### RECORDED INFORMATION
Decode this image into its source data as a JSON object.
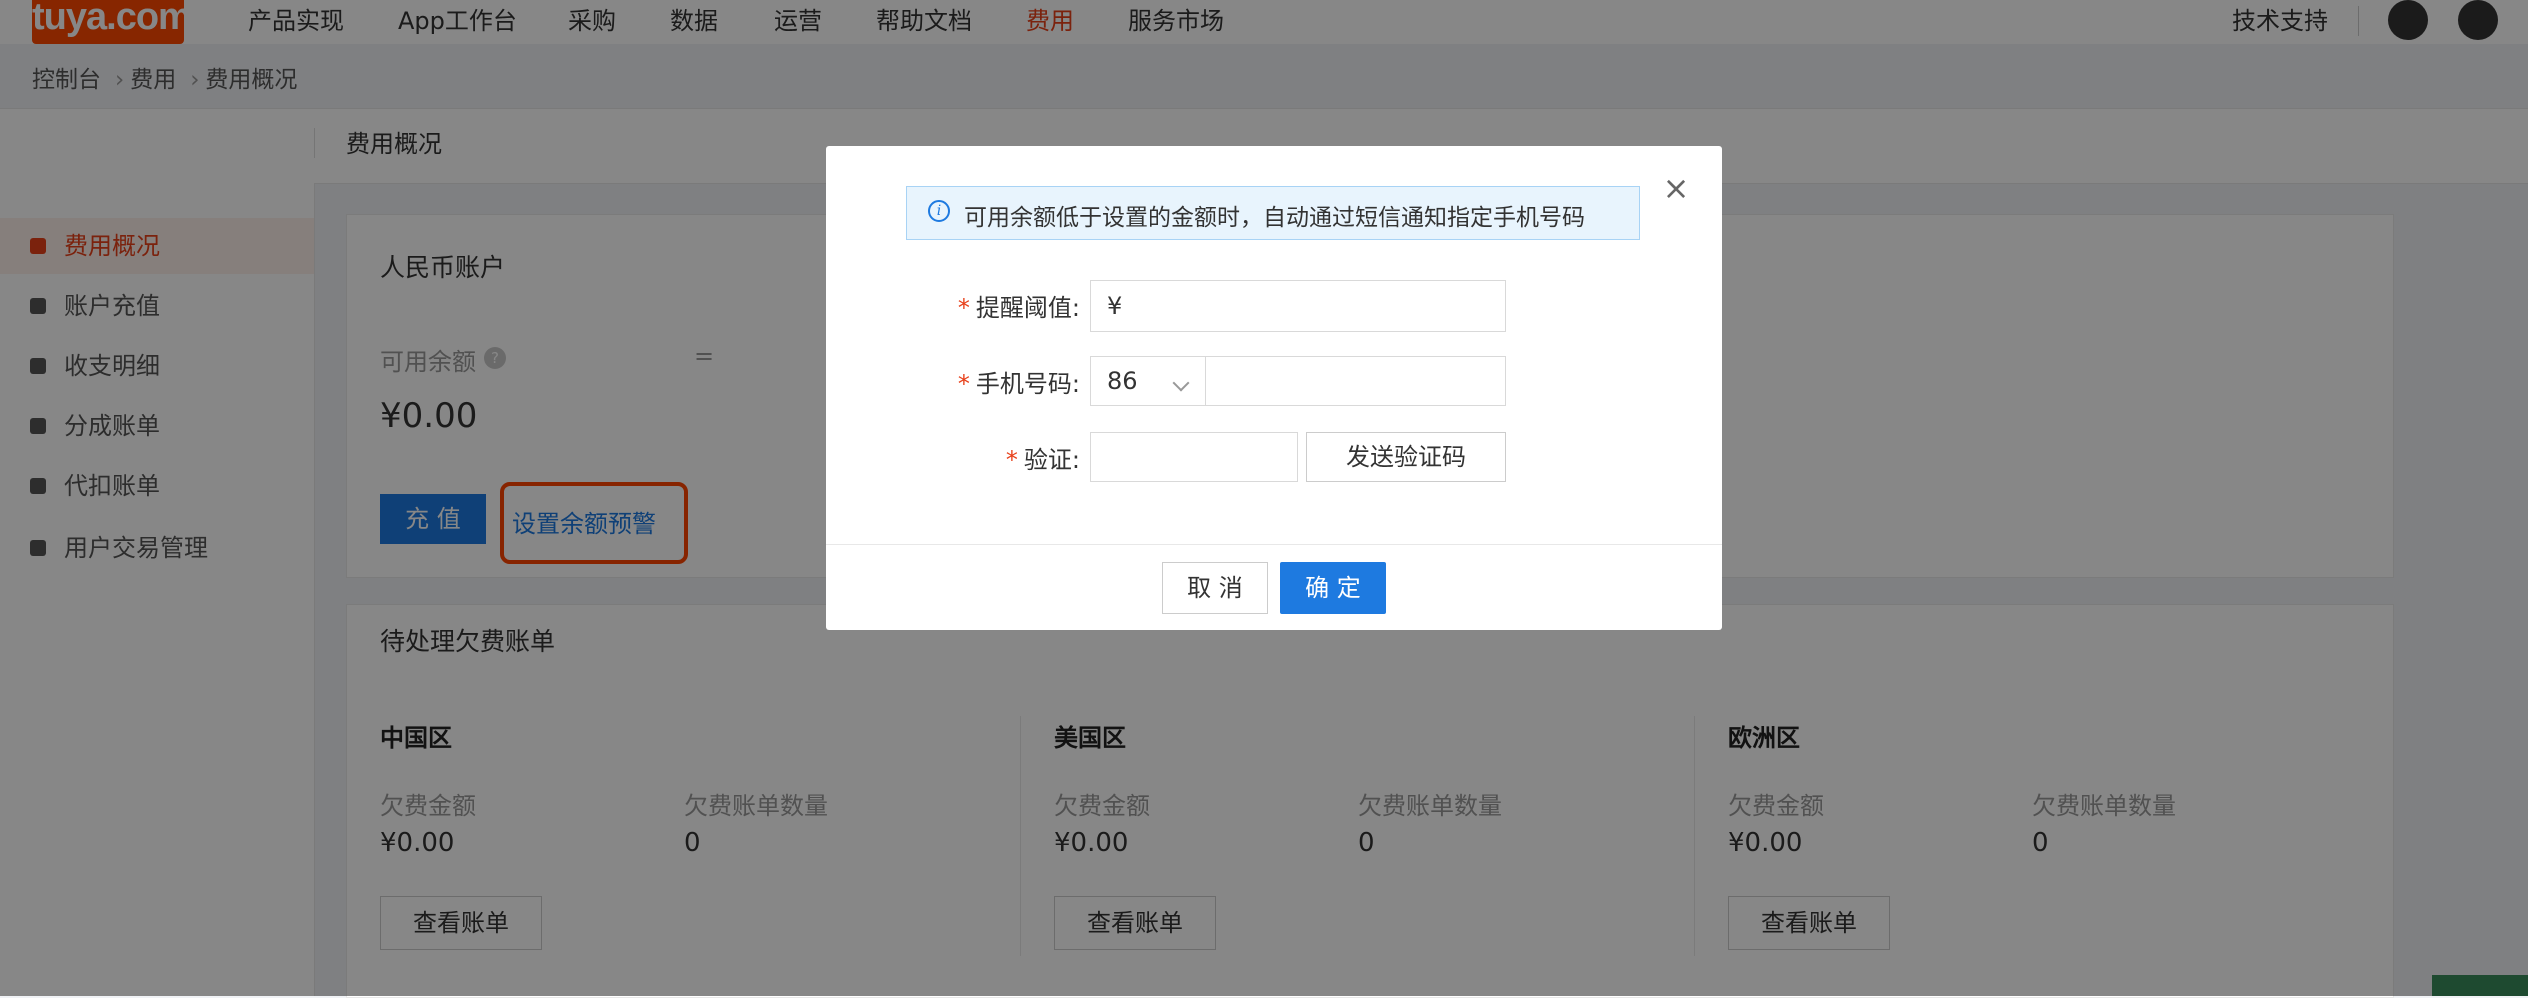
{
  "topnav": {
    "logo": "tuya.com",
    "items": [
      "产品实现",
      "App工作台",
      "采购",
      "数据",
      "运营",
      "帮助文档",
      "费用",
      "服务市场"
    ],
    "active_index": 6,
    "support": "技术支持"
  },
  "breadcrumb": [
    "控制台",
    "费用",
    "费用概况"
  ],
  "subheader_title": "费用概况",
  "sidebar": {
    "items": [
      "费用概况",
      "账户充值",
      "收支明细",
      "分成账单",
      "代扣账单",
      "用户交易管理"
    ],
    "active_index": 0
  },
  "account_card": {
    "title": "人民币账户",
    "available_label": "可用余额",
    "help_icon": "?",
    "equals": "=",
    "balance": "¥0.00",
    "recharge_button": "充 值",
    "alert_link": "设置余额预警"
  },
  "arrears_card": {
    "title": "待处理欠费账单",
    "regions": [
      {
        "name": "中国区",
        "amount_label": "欠费金额",
        "count_label": "欠费账单数量",
        "amount": "¥0.00",
        "count": "0",
        "button": "查看账单"
      },
      {
        "name": "美国区",
        "amount_label": "欠费金额",
        "count_label": "欠费账单数量",
        "amount": "¥0.00",
        "count": "0",
        "button": "查看账单"
      },
      {
        "name": "欧洲区",
        "amount_label": "欠费金额",
        "count_label": "欠费账单数量",
        "amount": "¥0.00",
        "count": "0",
        "button": "查看账单"
      }
    ]
  },
  "modal": {
    "close": "×",
    "info": "可用余额低于设置的金额时，自动通过短信通知指定手机号码",
    "info_icon": "i",
    "threshold_label": "提醒阈值:",
    "threshold_prefix": "¥",
    "threshold_value": "",
    "phone_label": "手机号码:",
    "country_code": "86",
    "phone_value": "",
    "verify_label": "验证:",
    "verify_value": "",
    "send_code_button": "发送验证码",
    "cancel_button": "取 消",
    "confirm_button": "确 定",
    "required_mark": "*"
  },
  "colors": {
    "brand": "#ff4800",
    "primary": "#1e7ae0",
    "highlight_box": "#ff4500",
    "active_nav": "#e8401a"
  }
}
######
Working from the lines above, reproduce the material exactly and exclude its pictures.

▶ _THE OUTPUT_:
Decode this image into its source data as a JSON object.
{
  "topnav": {
    "logo": "tuya.com",
    "items": [
      "产品实现",
      "App工作台",
      "采购",
      "数据",
      "运营",
      "帮助文档",
      "费用",
      "服务市场"
    ],
    "active_index": 6,
    "support": "技术支持"
  },
  "breadcrumb": [
    "控制台",
    "费用",
    "费用概况"
  ],
  "subheader_title": "费用概况",
  "sidebar": {
    "items": [
      "费用概况",
      "账户充值",
      "收支明细",
      "分成账单",
      "代扣账单",
      "用户交易管理"
    ],
    "active_index": 0
  },
  "account_card": {
    "title": "人民币账户",
    "available_label": "可用余额",
    "help_icon": "?",
    "equals": "=",
    "balance": "¥0.00",
    "recharge_button": "充 值",
    "alert_link": "设置余额预警"
  },
  "arrears_card": {
    "title": "待处理欠费账单",
    "regions": [
      {
        "name": "中国区",
        "amount_label": "欠费金额",
        "count_label": "欠费账单数量",
        "amount": "¥0.00",
        "count": "0",
        "button": "查看账单"
      },
      {
        "name": "美国区",
        "amount_label": "欠费金额",
        "count_label": "欠费账单数量",
        "amount": "¥0.00",
        "count": "0",
        "button": "查看账单"
      },
      {
        "name": "欧洲区",
        "amount_label": "欠费金额",
        "count_label": "欠费账单数量",
        "amount": "¥0.00",
        "count": "0",
        "button": "查看账单"
      }
    ]
  },
  "modal": {
    "close": "×",
    "info": "可用余额低于设置的金额时，自动通过短信通知指定手机号码",
    "info_icon": "i",
    "threshold_label": "提醒阈值:",
    "threshold_prefix": "¥",
    "threshold_value": "",
    "phone_label": "手机号码:",
    "country_code": "86",
    "phone_value": "",
    "verify_label": "验证:",
    "verify_value": "",
    "send_code_button": "发送验证码",
    "cancel_button": "取 消",
    "confirm_button": "确 定",
    "required_mark": "*"
  },
  "colors": {
    "brand": "#ff4800",
    "primary": "#1e7ae0",
    "highlight_box": "#ff4500",
    "active_nav": "#e8401a"
  }
}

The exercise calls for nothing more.